%%

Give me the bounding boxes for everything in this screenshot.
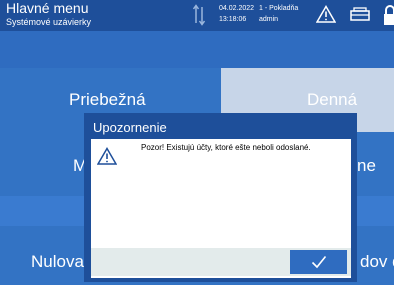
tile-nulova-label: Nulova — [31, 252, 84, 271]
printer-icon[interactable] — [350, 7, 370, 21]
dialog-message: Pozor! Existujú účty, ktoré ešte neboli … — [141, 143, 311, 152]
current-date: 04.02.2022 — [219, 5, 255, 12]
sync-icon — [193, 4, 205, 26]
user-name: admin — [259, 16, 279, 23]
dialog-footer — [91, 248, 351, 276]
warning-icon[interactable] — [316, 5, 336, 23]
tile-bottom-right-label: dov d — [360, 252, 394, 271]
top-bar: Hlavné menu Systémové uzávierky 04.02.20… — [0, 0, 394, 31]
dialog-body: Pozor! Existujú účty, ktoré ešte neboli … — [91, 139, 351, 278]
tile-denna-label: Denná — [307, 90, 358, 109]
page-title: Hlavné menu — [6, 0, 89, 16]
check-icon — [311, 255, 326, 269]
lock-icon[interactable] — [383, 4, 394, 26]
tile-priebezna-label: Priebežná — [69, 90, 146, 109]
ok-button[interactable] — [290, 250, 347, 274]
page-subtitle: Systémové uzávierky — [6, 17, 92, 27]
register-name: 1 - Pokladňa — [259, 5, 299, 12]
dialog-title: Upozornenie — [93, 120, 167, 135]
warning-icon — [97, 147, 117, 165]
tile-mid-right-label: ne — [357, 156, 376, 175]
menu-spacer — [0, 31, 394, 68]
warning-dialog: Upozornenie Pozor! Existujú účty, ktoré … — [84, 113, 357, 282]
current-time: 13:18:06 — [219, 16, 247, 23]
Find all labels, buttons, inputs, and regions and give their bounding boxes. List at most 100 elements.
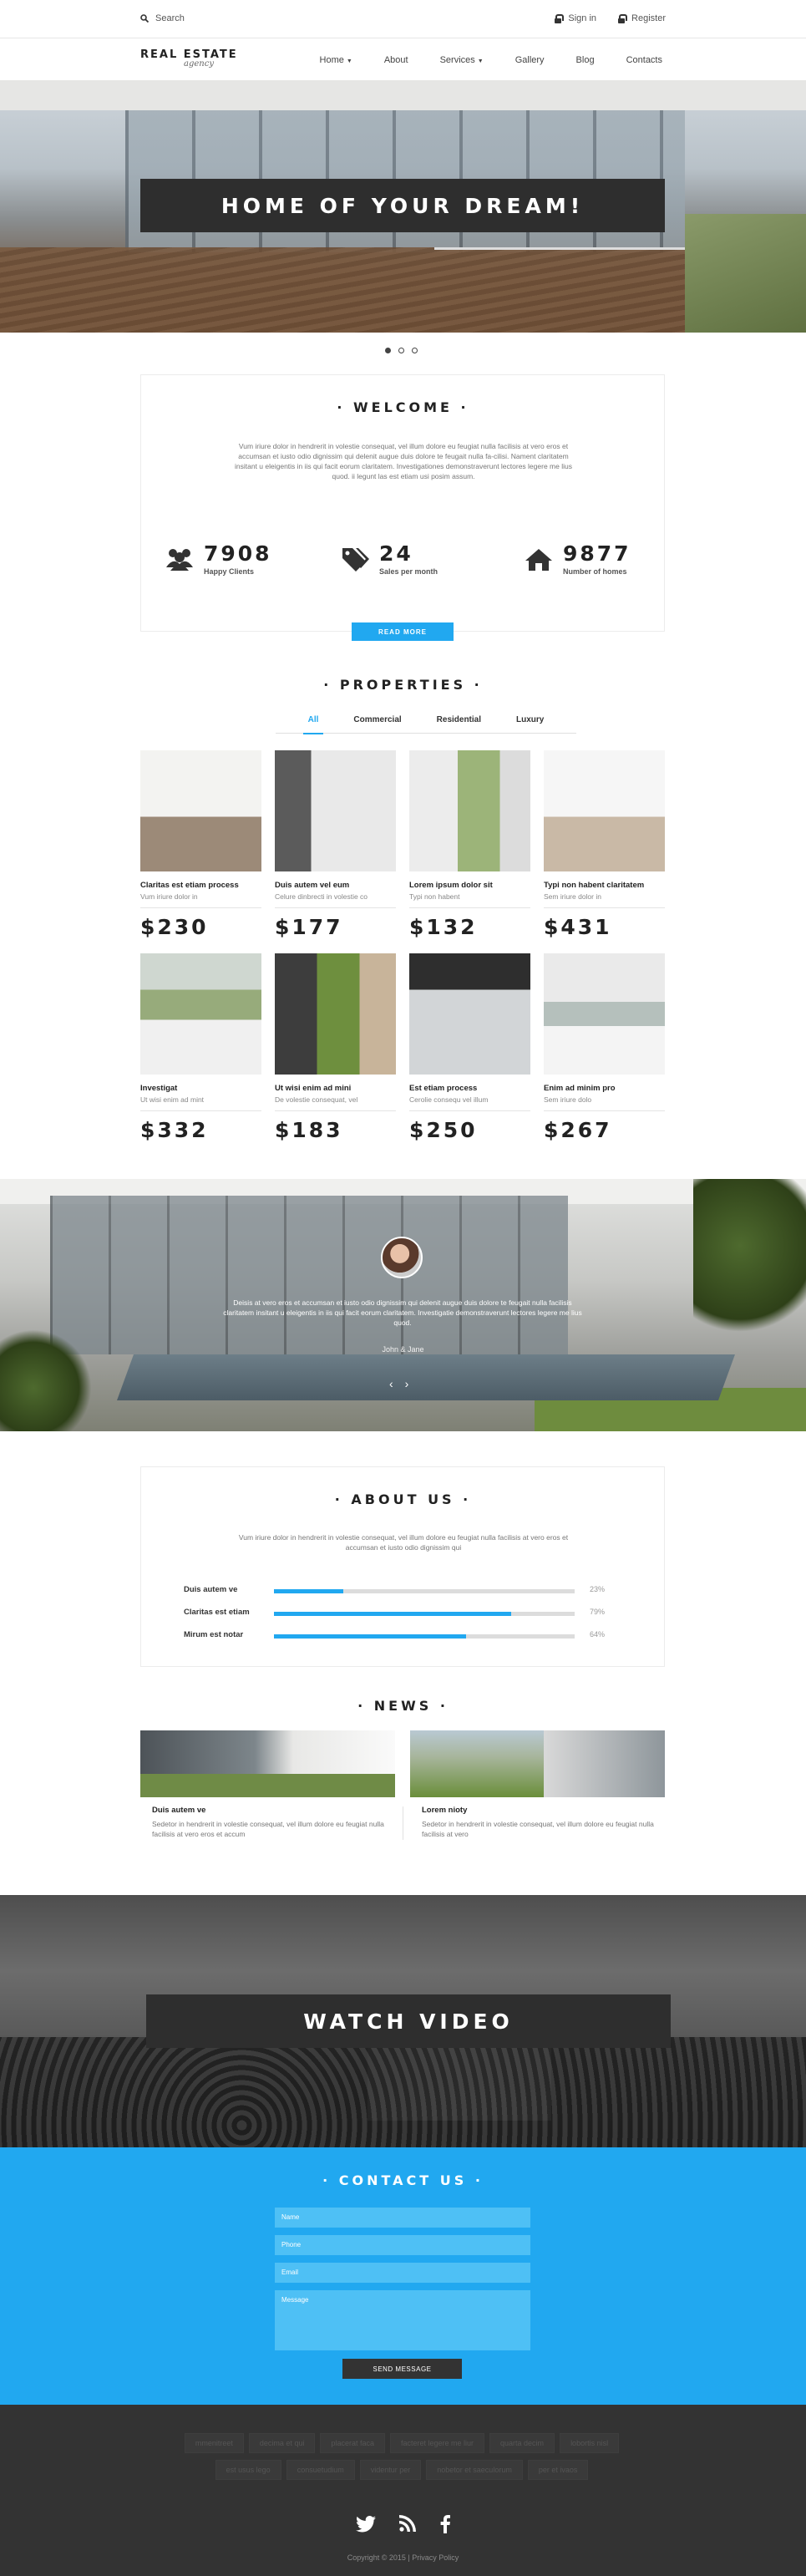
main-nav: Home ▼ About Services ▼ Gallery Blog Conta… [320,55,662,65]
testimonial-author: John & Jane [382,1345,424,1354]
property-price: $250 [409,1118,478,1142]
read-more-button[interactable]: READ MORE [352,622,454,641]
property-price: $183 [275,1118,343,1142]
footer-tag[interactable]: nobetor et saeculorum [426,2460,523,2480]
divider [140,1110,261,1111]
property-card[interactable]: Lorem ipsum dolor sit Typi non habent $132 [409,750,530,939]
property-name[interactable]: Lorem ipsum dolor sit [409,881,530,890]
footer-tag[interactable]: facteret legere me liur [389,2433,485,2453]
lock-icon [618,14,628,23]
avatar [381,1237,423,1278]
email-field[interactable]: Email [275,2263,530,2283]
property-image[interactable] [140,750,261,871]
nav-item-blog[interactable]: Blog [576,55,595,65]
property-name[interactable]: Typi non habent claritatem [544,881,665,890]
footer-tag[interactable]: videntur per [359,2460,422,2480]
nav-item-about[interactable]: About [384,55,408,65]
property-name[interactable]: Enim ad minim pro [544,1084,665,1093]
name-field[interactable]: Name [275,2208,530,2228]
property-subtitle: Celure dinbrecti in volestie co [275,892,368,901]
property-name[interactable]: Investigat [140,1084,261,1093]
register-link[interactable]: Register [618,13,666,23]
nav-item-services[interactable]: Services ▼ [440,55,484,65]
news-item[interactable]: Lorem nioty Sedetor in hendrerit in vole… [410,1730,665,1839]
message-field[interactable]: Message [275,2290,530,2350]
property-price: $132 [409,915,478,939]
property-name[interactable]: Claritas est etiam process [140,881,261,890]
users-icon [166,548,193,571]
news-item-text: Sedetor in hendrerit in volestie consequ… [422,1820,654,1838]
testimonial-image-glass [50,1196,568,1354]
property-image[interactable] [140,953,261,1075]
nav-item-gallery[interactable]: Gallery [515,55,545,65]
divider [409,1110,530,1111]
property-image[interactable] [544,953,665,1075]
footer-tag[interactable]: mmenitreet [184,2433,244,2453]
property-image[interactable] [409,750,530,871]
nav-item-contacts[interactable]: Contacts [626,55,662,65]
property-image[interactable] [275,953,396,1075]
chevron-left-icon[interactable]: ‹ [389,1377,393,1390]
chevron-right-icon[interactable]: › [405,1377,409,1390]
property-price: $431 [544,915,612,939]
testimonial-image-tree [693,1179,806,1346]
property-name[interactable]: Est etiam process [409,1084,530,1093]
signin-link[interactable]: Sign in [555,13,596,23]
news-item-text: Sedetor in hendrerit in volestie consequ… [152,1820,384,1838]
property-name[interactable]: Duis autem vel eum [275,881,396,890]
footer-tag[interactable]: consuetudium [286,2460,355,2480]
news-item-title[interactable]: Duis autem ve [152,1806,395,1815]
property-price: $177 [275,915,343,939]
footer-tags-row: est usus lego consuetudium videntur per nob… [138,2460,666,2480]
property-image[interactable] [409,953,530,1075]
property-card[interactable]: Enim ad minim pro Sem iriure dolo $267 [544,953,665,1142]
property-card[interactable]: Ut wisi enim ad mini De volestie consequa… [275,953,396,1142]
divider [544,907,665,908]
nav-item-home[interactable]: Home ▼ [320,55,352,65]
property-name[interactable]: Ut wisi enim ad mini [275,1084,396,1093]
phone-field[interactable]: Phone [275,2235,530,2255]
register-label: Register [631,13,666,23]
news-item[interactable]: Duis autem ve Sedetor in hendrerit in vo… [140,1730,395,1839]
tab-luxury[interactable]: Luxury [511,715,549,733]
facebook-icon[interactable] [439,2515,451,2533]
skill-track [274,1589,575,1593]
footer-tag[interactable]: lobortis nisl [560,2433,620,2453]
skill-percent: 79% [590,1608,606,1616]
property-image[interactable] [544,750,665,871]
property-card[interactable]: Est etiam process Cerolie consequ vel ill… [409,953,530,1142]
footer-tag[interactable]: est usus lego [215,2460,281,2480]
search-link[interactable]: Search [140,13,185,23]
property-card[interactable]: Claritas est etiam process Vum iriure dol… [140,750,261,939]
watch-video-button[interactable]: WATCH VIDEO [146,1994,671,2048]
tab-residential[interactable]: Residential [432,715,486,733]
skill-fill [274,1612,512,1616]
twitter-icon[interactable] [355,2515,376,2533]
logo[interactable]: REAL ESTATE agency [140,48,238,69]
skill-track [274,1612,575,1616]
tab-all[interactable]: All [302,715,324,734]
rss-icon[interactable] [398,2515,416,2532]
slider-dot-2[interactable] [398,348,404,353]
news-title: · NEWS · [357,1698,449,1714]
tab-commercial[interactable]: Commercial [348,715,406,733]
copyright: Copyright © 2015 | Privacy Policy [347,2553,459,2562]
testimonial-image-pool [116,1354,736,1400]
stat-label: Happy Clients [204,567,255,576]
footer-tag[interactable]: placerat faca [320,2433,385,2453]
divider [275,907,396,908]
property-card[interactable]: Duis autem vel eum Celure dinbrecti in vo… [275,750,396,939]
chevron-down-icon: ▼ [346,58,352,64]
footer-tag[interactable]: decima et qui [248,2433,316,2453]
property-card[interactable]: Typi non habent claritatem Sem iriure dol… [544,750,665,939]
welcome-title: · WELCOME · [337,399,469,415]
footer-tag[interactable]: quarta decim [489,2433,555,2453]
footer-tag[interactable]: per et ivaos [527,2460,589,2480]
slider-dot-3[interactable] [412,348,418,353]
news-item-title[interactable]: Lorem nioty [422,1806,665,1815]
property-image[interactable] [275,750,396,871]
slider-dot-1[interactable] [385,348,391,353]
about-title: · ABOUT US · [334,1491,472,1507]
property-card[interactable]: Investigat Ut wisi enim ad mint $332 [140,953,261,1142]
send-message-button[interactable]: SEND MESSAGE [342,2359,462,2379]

%%
%%

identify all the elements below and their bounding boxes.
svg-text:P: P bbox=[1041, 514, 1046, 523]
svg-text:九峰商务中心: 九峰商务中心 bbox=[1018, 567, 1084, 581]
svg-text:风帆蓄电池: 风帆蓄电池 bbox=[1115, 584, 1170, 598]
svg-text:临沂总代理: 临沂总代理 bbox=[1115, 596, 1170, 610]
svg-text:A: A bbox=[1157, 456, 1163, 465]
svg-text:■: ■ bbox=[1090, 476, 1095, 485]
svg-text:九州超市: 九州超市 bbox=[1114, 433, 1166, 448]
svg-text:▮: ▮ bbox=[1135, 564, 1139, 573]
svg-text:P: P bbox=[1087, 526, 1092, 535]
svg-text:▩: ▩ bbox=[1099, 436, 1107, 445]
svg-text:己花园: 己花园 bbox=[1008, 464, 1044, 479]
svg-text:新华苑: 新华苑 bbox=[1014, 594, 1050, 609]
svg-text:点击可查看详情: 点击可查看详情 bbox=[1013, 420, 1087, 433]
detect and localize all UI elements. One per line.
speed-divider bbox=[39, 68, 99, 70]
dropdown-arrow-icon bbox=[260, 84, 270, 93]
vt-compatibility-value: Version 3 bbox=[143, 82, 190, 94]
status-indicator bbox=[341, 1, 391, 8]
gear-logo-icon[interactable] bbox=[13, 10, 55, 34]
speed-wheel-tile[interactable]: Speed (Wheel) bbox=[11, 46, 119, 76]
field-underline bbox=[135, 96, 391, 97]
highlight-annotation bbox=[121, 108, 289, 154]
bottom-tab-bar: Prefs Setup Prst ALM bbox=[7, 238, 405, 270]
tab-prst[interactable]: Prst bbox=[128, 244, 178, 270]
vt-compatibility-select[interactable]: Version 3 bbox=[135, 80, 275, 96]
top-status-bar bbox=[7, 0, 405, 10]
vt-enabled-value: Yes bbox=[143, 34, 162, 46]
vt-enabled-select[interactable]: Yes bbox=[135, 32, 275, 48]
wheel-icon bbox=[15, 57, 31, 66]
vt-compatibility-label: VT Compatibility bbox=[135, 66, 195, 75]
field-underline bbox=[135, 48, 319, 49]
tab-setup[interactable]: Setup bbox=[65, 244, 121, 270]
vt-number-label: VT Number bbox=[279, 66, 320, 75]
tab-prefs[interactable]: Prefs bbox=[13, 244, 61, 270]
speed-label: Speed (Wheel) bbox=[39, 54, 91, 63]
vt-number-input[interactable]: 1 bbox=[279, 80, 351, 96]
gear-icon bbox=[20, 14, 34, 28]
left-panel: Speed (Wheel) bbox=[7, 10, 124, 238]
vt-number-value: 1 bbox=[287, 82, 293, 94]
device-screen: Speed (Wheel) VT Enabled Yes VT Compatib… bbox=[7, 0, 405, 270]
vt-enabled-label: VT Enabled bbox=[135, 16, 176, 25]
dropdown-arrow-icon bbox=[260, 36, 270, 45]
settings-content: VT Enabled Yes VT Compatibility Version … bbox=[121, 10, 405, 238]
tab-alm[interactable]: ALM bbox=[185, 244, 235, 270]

%%
%%

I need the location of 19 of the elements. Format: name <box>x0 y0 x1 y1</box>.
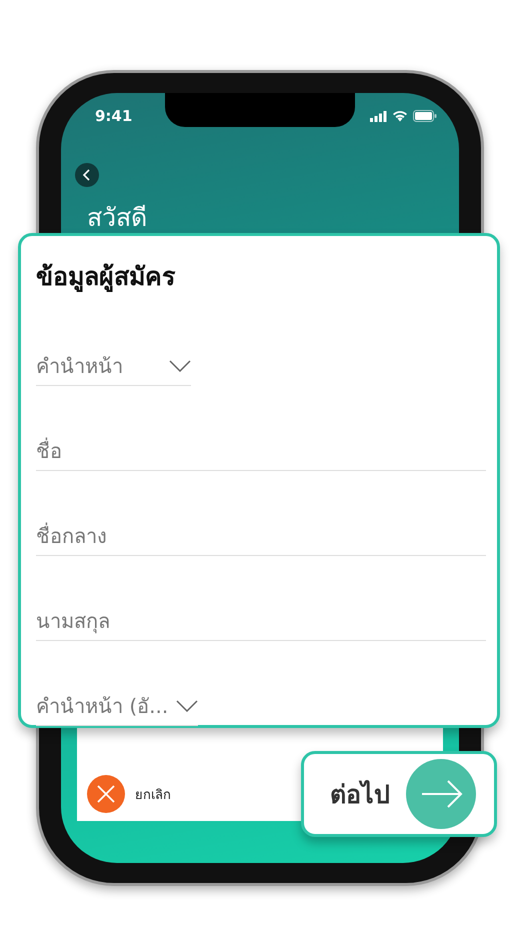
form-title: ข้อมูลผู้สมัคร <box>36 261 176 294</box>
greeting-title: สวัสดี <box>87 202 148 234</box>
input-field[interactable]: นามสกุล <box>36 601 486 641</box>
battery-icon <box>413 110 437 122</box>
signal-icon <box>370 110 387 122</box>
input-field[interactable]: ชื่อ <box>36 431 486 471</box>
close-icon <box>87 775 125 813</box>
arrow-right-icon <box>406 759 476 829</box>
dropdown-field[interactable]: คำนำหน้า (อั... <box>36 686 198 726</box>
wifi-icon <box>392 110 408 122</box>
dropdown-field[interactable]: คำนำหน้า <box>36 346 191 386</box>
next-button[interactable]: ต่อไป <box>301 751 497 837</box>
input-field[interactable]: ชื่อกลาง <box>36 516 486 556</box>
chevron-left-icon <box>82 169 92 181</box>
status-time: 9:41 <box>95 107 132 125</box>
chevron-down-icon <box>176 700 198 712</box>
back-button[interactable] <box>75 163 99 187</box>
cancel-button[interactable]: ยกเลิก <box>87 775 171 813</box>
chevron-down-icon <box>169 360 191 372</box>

%%

* **Aim of the task**: Could you repeat, word for word, the lines of the listing above from the one containing "tile-nulova-label: Nulova —" through the one containing "Find all labels, buttons, inputs, and", including both of those lines?

* **Exercise output**:
tile-nulova-label: Nulova — [31, 252, 84, 271]
printer-icon[interactable] — [350, 7, 370, 21]
dialog-message: Pozor! Existujú účty, ktoré ešte neboli … — [141, 143, 311, 152]
current-date: 04.02.2022 — [219, 5, 255, 12]
sync-icon — [193, 4, 205, 26]
user-name: admin — [259, 16, 279, 23]
dialog-footer — [91, 248, 351, 276]
warning-icon[interactable] — [316, 5, 336, 23]
tile-bottom-right-label: dov d — [360, 252, 394, 271]
top-bar: Hlavné menu Systémové uzávierky 04.02.20… — [0, 0, 394, 31]
dialog-body: Pozor! Existujú účty, ktoré ešte neboli … — [91, 139, 351, 278]
tile-denna-label: Denná — [307, 90, 358, 109]
page-title: Hlavné menu — [6, 0, 89, 16]
check-icon — [311, 255, 326, 269]
lock-icon[interactable] — [383, 4, 394, 26]
tile-priebezna-label: Priebežná — [69, 90, 146, 109]
ok-button[interactable] — [290, 250, 347, 274]
page-subtitle: Systémové uzávierky — [6, 17, 92, 27]
register-name: 1 - Pokladňa — [259, 5, 299, 12]
dialog-title: Upozornenie — [93, 120, 167, 135]
warning-icon — [97, 147, 117, 165]
tile-mid-right-label: ne — [357, 156, 376, 175]
menu-spacer — [0, 31, 394, 68]
warning-dialog: Upozornenie Pozor! Existujú účty, ktoré … — [84, 113, 357, 282]
current-time: 13:18:06 — [219, 16, 247, 23]
Find all labels, buttons, inputs, and regions and give their bounding boxes. List at most 100 elements.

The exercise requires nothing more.